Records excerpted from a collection

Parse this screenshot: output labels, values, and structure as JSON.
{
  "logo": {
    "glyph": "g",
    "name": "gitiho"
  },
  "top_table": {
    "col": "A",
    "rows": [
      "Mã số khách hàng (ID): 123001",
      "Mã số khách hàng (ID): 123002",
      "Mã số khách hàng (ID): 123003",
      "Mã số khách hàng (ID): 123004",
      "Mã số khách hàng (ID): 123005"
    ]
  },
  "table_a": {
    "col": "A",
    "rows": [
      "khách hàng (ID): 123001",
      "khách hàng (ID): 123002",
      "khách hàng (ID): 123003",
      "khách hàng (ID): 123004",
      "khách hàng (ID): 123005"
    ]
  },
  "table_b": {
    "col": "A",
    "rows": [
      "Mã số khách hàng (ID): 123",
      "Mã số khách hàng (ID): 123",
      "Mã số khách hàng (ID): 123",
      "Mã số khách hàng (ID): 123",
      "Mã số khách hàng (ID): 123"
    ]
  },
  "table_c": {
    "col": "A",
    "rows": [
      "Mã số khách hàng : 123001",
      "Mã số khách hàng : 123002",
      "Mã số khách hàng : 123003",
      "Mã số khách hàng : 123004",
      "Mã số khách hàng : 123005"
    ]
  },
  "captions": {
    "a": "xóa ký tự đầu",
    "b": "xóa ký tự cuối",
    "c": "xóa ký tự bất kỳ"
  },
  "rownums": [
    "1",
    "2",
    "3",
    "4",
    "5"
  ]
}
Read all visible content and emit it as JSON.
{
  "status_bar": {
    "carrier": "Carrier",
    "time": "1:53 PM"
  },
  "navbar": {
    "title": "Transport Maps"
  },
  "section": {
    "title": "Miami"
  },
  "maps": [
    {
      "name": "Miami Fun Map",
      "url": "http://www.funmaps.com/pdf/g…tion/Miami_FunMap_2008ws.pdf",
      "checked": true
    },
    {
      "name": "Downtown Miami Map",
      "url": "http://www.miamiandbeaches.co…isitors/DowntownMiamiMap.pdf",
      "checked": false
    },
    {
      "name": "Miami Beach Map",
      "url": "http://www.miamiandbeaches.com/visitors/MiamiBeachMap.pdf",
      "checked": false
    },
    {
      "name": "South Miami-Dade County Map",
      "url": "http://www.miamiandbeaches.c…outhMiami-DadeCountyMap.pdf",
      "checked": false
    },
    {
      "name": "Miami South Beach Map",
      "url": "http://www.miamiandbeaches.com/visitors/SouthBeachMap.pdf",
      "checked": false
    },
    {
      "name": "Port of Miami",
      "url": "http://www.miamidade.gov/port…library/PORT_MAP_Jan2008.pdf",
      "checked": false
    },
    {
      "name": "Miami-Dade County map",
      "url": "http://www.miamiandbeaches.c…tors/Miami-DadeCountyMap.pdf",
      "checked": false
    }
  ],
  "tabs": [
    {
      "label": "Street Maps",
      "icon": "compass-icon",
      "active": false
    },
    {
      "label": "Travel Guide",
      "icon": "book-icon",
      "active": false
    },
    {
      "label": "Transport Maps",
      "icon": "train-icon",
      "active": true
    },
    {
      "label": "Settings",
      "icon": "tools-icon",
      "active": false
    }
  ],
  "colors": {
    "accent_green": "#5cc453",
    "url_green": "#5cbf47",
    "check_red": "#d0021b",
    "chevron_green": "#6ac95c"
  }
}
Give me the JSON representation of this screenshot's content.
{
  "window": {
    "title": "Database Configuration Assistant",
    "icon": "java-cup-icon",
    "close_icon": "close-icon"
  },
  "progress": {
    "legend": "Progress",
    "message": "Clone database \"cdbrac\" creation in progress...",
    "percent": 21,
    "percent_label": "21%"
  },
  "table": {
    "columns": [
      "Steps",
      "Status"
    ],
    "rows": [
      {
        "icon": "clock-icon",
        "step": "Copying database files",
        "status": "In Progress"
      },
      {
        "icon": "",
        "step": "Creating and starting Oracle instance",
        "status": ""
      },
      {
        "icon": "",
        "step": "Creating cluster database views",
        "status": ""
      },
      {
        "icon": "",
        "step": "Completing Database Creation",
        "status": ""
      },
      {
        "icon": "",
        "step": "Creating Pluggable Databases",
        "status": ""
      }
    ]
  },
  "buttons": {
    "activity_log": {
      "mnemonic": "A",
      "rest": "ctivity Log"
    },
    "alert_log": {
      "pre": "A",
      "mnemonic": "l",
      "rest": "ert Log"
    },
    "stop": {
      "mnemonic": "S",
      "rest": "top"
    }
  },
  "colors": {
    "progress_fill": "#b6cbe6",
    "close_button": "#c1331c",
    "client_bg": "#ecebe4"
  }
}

## EXERCISE PROMPT
Collect the lines of the data that carry the word "visitors".

## ANSWER TO THE TASK
      "url": "http://www.miamiandbeaches.com/visitors/MiamiBeachMap.pdf",
      "url": "http://www.miamiandbeaches.com/visitors/SouthBeachMap.pdf",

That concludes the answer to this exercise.